DATASET>
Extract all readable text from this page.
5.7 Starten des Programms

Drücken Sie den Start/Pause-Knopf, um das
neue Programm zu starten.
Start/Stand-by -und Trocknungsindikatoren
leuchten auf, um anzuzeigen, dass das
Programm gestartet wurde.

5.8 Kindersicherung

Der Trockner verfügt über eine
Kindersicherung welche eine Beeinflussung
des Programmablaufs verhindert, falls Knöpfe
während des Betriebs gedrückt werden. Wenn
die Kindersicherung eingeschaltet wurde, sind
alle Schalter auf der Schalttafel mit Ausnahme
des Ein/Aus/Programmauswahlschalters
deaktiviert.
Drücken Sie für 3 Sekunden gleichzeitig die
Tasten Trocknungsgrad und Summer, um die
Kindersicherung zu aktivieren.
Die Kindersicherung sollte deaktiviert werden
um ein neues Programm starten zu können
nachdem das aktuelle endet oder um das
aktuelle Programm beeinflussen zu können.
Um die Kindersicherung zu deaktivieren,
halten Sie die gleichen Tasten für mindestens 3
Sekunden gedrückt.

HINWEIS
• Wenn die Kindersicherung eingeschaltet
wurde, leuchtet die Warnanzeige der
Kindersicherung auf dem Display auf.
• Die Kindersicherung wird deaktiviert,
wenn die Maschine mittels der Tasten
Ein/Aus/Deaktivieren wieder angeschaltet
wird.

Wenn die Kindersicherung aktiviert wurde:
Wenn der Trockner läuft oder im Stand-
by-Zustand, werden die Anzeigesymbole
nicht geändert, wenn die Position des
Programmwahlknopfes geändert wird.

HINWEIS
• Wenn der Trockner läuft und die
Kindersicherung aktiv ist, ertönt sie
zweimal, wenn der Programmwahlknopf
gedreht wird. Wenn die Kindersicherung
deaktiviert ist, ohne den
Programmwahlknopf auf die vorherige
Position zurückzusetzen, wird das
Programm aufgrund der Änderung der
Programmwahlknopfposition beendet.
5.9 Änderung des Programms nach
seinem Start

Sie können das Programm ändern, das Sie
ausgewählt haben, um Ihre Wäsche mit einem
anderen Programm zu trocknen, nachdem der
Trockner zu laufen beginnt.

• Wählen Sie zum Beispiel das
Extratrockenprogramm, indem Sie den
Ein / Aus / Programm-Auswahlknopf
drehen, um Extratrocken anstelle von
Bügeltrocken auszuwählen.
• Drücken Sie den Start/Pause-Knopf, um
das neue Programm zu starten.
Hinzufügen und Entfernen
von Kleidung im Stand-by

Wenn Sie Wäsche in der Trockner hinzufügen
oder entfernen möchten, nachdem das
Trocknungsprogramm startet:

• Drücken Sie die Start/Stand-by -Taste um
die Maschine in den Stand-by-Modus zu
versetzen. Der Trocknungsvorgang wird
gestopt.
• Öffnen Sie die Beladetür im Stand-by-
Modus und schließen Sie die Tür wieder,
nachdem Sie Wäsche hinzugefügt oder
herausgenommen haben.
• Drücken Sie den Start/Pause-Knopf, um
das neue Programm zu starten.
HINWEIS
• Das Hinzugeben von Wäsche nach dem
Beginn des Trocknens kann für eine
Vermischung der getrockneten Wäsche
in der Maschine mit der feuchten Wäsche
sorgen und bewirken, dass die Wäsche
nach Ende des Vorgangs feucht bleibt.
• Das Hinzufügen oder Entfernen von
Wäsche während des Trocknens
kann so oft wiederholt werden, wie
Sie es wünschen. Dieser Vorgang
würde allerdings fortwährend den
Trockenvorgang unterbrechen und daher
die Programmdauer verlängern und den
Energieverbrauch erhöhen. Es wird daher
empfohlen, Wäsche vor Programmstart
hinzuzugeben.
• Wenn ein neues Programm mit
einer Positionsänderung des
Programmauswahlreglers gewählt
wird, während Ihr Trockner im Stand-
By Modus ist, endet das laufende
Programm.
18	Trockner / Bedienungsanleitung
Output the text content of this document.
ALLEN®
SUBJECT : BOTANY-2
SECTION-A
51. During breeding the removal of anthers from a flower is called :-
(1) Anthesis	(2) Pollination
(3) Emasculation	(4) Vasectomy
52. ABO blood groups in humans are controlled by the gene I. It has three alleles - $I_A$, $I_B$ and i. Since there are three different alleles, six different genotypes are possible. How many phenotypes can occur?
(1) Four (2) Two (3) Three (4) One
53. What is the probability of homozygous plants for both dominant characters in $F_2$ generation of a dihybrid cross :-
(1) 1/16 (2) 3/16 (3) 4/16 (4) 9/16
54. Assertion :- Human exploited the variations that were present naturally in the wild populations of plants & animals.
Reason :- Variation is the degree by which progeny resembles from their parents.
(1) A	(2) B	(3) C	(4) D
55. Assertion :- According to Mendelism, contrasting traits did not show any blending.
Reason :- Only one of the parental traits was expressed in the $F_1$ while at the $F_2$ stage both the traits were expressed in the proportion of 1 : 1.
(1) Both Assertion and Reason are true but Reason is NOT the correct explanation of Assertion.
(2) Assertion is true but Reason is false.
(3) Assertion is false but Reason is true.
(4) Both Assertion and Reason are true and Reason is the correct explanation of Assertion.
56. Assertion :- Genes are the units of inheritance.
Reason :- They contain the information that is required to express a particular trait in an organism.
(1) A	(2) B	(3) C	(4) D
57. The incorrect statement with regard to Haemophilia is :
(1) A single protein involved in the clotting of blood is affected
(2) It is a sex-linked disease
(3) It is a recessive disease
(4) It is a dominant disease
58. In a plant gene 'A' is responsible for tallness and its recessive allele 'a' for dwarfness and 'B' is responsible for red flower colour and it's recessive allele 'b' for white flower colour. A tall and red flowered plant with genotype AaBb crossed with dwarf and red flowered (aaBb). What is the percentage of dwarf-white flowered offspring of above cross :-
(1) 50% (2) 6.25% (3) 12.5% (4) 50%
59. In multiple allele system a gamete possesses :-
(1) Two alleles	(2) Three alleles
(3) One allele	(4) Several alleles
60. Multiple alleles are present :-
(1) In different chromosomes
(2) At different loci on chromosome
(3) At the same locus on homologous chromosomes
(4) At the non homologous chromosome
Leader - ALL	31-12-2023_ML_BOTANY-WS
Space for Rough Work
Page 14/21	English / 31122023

YOUR INSTRUCTIONS> Scan the entries above for the word "haben" and collect each line holding it.

EXPECTED OUTPUT>
ausgewählt haben, um Ihre Wäsche mit einem
herausgenommen haben.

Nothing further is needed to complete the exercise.